— Prompt —
Read the entries below and pull out each line with the string "text".

** Start Entries provided **

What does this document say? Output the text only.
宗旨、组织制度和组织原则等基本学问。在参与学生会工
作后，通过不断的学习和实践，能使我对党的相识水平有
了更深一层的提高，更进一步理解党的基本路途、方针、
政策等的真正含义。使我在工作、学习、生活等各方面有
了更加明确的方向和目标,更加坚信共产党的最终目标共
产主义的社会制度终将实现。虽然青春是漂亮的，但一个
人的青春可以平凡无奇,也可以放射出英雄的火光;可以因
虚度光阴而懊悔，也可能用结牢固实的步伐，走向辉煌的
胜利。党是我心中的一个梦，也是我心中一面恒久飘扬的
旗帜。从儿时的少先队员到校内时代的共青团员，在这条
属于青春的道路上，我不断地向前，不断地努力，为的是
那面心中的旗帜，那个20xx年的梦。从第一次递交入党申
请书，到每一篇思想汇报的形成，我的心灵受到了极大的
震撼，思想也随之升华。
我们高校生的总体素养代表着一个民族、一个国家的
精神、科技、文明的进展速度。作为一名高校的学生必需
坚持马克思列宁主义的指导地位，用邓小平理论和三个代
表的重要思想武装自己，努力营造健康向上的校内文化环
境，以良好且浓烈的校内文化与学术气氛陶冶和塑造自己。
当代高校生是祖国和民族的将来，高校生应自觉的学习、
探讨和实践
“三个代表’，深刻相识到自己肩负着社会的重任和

** End Entries provided **
** Start Entries provided **

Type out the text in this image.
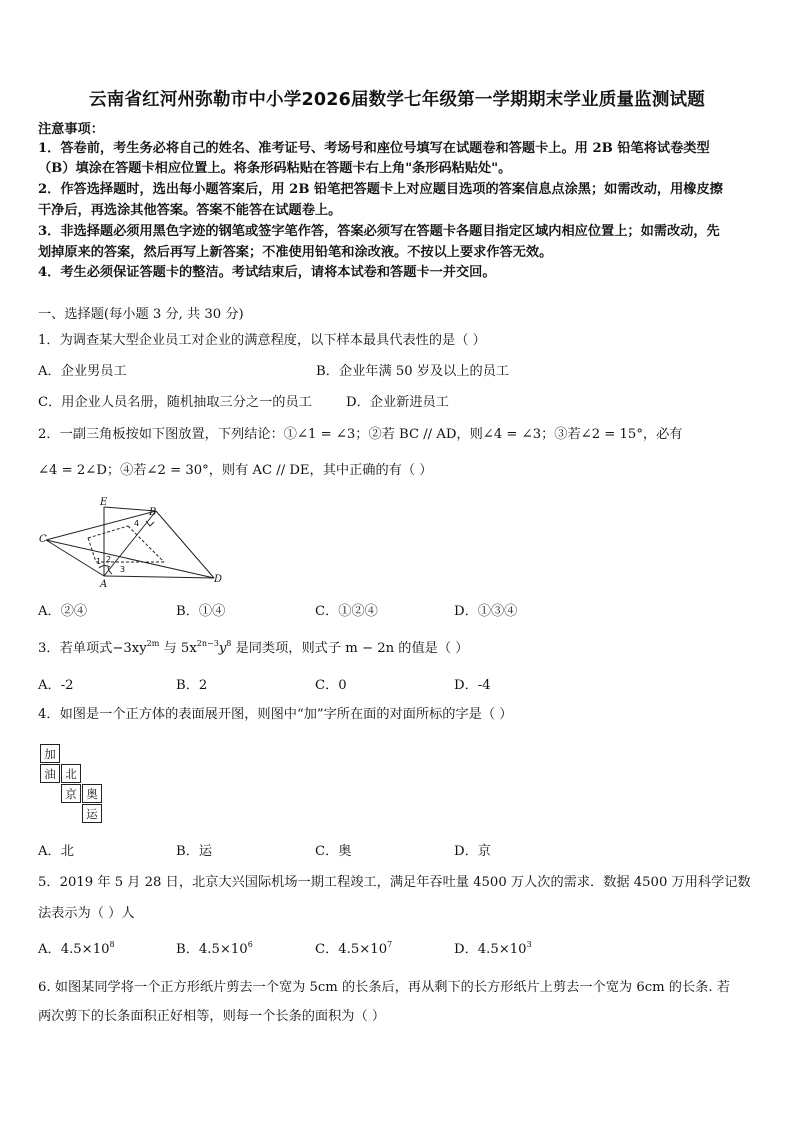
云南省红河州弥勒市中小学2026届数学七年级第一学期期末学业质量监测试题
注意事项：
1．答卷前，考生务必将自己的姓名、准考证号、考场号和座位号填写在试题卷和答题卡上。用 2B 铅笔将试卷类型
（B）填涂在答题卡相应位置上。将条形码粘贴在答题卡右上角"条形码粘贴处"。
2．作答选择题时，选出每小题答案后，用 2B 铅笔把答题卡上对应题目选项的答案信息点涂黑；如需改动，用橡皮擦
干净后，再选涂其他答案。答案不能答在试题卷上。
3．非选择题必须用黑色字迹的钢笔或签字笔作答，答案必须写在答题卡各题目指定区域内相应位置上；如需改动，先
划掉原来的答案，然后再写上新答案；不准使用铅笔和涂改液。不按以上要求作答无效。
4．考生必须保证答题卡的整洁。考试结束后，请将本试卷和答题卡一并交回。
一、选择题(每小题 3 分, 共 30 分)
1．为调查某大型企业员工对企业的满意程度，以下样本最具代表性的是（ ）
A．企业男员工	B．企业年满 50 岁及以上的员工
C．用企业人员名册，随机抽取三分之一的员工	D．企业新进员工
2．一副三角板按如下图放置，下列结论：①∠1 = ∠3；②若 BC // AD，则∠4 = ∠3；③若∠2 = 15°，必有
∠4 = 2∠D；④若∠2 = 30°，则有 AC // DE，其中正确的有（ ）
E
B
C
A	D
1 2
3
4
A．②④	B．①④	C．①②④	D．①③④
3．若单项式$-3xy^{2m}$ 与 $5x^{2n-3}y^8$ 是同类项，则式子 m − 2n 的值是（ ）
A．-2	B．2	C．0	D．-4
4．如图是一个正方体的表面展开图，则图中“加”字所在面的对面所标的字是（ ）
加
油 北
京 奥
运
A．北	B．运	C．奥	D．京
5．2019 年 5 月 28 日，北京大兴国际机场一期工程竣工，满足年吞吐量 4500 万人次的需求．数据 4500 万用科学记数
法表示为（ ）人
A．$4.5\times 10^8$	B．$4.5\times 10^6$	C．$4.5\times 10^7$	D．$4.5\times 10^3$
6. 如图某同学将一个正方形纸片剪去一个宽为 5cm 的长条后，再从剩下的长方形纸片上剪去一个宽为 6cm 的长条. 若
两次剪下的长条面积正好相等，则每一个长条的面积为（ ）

** End Entries provided **
** Start Entries provided **

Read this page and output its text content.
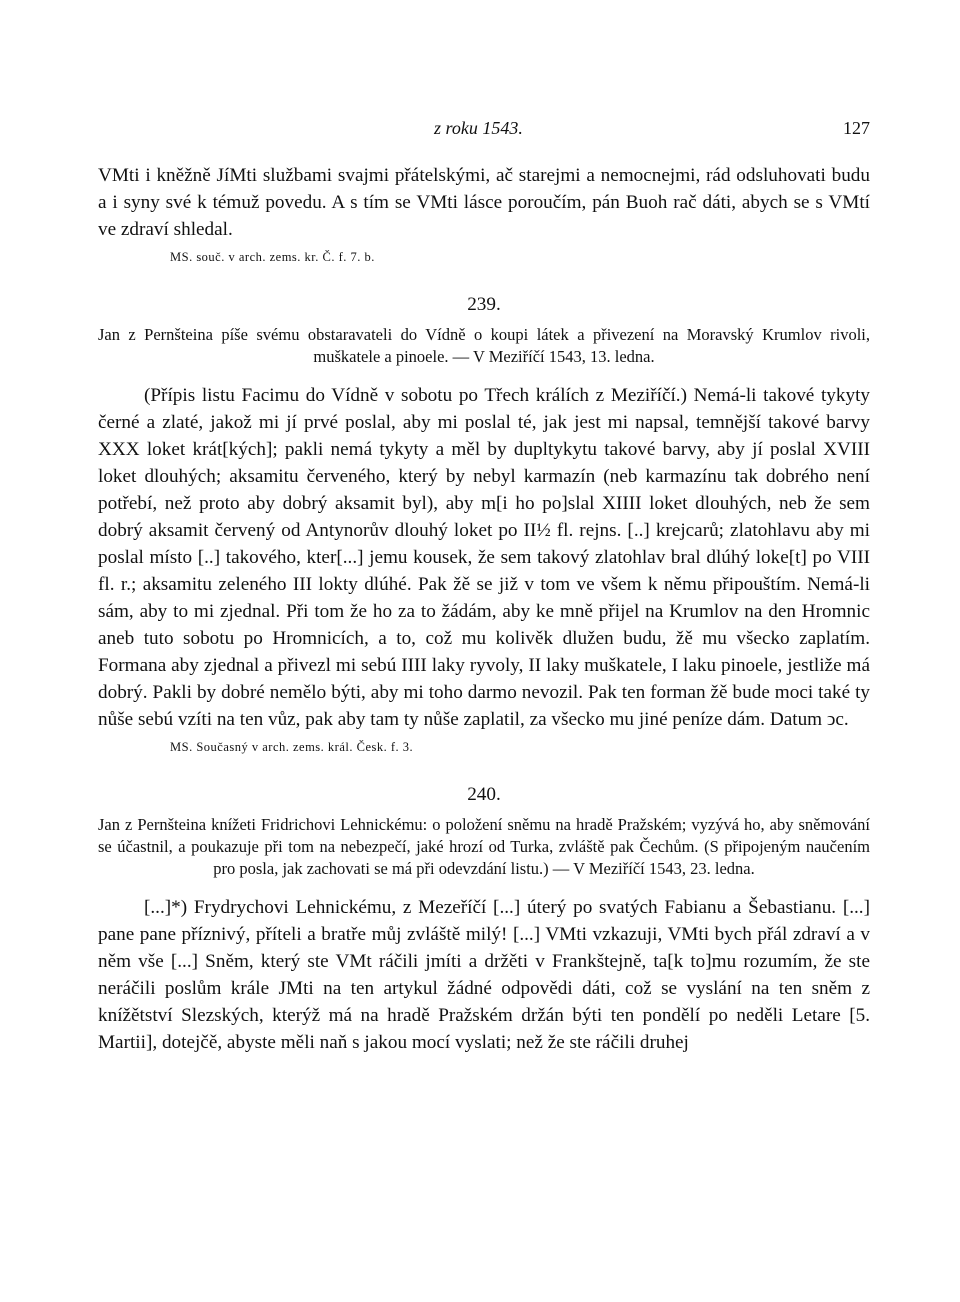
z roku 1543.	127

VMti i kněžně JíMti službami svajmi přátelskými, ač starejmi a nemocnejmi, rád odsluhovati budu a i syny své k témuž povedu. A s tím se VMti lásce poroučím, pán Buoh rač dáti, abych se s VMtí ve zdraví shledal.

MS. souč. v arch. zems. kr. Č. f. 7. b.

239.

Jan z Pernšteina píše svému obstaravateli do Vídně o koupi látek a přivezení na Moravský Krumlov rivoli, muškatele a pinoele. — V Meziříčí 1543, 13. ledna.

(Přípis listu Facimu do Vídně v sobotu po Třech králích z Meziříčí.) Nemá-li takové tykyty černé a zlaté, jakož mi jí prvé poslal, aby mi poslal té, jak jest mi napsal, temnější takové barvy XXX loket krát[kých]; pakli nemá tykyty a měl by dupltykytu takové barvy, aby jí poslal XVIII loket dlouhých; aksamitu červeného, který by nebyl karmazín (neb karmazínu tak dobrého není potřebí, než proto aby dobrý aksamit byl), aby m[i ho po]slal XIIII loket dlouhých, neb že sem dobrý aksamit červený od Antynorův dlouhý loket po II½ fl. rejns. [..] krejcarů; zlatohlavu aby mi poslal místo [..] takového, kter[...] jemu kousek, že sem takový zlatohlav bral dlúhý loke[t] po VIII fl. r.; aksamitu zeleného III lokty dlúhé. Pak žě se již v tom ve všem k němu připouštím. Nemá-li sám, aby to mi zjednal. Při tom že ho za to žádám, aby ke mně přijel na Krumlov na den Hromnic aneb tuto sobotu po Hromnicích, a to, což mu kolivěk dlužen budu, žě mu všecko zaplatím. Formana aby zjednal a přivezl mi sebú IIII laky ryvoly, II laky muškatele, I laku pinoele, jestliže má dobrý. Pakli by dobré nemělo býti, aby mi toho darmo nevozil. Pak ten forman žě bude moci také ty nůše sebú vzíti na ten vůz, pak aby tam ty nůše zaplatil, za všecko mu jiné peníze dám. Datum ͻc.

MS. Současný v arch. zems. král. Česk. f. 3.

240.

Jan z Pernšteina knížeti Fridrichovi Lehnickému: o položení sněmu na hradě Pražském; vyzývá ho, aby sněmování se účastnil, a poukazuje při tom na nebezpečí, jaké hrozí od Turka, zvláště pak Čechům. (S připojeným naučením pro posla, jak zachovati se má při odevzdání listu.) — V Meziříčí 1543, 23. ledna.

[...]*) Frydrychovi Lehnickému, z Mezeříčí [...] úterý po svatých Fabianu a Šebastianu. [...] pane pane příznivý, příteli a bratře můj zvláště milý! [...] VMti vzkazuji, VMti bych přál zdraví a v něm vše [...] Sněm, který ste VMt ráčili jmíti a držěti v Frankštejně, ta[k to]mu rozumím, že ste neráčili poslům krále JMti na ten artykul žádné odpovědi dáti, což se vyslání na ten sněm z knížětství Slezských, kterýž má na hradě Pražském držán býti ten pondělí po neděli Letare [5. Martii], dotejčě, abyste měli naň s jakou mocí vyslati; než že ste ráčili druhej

** End Entries provided **

— Task output —
What does this document say? Output the text only.
Type out the text in this image.
Read this page and output its text content.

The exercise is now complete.